**Task statement:** What is the number of lines in the entries that include the word "String"? Respond with the number only.

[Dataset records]
* * * *

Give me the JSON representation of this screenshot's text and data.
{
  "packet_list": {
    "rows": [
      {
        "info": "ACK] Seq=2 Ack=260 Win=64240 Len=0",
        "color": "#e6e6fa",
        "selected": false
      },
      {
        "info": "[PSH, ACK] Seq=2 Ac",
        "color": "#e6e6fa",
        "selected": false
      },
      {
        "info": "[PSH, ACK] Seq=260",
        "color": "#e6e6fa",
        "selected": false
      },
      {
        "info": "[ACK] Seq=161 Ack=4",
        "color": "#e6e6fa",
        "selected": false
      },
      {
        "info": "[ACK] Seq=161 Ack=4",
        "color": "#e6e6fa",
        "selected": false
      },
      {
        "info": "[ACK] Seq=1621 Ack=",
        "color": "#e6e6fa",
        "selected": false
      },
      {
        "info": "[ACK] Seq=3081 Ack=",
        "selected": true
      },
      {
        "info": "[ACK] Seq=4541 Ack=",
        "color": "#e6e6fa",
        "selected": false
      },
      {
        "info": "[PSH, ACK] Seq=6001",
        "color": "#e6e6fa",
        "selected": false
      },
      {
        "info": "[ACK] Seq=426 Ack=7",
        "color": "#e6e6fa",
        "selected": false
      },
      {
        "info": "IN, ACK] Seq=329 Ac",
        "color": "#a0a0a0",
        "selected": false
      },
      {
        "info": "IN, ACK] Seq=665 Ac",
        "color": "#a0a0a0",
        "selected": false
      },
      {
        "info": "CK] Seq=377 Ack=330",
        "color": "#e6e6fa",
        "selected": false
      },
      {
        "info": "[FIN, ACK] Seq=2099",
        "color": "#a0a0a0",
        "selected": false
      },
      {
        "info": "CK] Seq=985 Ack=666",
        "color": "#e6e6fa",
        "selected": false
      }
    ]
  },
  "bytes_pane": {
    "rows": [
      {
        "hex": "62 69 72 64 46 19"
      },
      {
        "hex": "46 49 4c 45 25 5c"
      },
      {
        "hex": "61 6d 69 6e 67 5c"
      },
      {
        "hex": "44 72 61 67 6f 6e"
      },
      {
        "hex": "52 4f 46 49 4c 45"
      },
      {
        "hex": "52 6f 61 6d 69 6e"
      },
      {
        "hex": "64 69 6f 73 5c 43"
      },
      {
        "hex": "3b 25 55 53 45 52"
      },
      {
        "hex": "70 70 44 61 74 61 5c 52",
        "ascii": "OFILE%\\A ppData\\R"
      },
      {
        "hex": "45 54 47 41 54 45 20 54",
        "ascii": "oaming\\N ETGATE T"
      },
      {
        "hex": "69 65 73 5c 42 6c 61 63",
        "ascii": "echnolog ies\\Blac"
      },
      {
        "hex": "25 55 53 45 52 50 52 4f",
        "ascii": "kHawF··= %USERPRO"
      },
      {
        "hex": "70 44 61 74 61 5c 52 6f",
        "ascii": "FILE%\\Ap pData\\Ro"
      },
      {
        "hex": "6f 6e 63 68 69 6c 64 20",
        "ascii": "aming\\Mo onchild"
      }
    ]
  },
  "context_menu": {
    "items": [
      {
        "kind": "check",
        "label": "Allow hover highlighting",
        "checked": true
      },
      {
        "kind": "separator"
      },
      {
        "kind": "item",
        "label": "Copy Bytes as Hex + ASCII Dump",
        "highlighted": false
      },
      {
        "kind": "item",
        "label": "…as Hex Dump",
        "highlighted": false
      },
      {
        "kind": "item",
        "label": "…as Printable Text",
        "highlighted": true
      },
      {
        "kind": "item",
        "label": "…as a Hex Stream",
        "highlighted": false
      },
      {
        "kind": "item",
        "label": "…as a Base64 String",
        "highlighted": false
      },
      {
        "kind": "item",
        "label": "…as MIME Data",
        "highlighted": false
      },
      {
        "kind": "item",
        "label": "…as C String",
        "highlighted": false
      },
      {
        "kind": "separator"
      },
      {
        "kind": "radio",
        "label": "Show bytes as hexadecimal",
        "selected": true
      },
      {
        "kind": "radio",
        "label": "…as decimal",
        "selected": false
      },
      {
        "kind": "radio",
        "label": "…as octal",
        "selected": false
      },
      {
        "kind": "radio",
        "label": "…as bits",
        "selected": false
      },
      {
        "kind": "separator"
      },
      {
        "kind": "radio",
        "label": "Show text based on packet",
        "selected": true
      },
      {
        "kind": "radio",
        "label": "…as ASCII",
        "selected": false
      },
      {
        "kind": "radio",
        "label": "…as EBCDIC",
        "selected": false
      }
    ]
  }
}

* * * *

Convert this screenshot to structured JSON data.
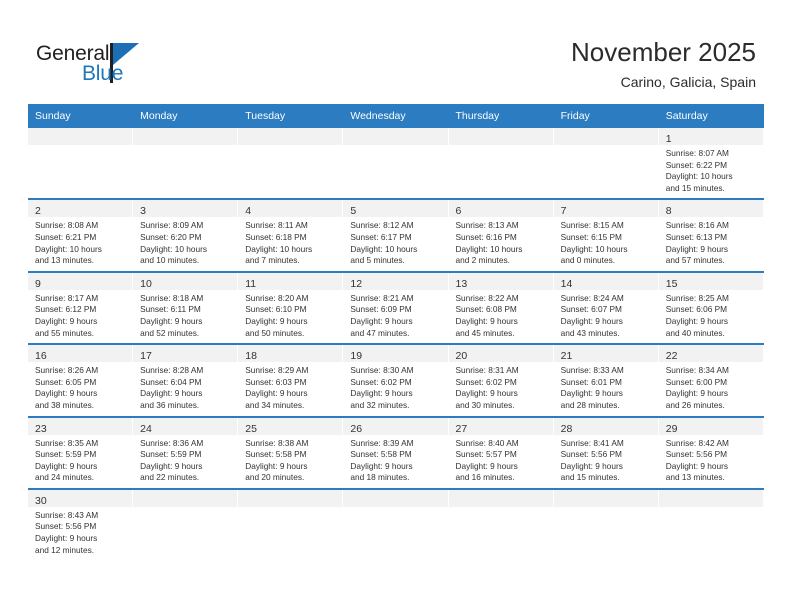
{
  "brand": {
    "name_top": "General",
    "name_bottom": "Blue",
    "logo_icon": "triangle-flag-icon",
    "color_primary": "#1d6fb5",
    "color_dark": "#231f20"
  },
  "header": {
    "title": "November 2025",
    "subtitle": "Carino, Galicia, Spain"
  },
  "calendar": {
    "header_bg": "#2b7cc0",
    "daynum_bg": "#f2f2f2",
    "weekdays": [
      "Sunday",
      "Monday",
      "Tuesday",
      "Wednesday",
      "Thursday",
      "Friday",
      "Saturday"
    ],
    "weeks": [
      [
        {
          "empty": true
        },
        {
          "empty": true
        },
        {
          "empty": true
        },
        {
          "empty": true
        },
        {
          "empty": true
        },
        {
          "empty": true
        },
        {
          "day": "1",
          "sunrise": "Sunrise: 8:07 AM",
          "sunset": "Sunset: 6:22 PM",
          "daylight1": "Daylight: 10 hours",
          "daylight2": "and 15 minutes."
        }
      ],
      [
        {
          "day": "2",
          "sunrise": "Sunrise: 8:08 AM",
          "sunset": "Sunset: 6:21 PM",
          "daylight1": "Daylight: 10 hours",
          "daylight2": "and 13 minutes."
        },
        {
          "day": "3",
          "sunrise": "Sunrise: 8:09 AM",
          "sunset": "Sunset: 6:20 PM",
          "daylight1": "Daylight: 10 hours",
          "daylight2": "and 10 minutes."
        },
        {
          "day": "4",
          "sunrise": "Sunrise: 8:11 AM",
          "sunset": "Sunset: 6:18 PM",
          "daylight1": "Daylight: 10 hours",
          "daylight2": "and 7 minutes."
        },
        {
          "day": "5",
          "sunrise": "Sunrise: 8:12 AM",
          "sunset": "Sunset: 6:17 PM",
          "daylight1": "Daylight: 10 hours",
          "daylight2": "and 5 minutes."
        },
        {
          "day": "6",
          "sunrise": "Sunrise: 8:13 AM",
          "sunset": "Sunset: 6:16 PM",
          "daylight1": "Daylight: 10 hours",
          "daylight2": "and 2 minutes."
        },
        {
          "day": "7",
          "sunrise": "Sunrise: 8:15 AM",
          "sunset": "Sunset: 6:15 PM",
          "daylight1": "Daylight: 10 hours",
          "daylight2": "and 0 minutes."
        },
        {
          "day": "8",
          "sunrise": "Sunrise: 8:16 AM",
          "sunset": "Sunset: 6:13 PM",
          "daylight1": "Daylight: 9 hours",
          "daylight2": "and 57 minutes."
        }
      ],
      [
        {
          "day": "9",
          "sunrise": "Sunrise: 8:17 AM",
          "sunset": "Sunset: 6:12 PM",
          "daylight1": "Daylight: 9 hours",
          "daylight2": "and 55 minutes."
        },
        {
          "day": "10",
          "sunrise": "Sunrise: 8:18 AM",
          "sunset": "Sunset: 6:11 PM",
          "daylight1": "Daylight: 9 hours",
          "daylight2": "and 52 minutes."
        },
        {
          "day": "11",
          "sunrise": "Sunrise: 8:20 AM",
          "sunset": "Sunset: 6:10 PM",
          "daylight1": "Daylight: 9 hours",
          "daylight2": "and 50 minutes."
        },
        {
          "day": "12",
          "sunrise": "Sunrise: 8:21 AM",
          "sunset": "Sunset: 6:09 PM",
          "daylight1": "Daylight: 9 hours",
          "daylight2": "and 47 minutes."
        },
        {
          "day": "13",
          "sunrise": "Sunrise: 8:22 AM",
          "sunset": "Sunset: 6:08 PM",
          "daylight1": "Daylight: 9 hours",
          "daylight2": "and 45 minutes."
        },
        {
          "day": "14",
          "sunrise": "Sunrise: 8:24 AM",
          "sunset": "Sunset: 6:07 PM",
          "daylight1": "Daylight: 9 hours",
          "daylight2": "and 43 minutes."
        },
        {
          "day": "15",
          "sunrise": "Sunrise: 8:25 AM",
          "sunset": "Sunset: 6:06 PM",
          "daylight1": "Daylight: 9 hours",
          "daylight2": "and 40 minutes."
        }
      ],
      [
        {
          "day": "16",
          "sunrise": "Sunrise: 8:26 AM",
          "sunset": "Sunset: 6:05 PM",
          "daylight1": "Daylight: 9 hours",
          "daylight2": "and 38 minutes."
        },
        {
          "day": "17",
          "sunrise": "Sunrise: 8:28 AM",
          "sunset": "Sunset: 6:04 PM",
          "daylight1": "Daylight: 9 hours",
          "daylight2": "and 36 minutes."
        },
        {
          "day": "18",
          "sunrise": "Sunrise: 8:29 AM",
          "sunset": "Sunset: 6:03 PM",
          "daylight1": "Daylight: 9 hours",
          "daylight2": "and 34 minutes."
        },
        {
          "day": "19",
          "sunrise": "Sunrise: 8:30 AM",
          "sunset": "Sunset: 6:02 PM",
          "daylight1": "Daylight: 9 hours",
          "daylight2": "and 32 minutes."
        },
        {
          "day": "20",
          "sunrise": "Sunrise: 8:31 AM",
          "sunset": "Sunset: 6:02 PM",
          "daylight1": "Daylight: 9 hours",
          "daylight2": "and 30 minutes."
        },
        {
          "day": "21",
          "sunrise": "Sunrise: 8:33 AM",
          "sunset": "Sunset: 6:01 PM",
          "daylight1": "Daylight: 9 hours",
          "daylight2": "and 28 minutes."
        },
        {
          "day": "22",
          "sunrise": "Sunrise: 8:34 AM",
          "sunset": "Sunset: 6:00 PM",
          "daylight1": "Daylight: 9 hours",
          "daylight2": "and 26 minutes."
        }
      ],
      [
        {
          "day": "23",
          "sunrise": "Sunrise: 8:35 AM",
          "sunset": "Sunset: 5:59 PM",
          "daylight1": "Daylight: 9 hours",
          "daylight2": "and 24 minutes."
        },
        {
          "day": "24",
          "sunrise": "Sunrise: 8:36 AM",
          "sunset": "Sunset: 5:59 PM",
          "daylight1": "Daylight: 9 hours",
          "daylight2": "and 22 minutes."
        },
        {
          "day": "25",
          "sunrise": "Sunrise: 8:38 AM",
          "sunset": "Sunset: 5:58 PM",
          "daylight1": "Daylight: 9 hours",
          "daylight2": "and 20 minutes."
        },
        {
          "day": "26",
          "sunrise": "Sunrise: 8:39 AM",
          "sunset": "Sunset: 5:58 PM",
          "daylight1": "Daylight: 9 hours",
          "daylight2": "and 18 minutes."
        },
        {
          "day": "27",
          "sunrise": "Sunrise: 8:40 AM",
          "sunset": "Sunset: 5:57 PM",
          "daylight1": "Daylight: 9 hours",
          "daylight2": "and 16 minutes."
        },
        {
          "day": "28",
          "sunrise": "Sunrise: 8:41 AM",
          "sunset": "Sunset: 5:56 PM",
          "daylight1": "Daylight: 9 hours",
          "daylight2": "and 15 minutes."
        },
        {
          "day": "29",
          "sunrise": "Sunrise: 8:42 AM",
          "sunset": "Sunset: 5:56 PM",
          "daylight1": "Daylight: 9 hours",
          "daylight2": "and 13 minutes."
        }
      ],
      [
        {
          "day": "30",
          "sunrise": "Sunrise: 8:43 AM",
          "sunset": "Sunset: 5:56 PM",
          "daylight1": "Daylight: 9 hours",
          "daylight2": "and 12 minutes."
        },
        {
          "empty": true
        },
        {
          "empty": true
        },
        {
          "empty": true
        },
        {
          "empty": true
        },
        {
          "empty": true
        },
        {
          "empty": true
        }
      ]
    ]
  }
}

* * * *

**Answer for the task:** 2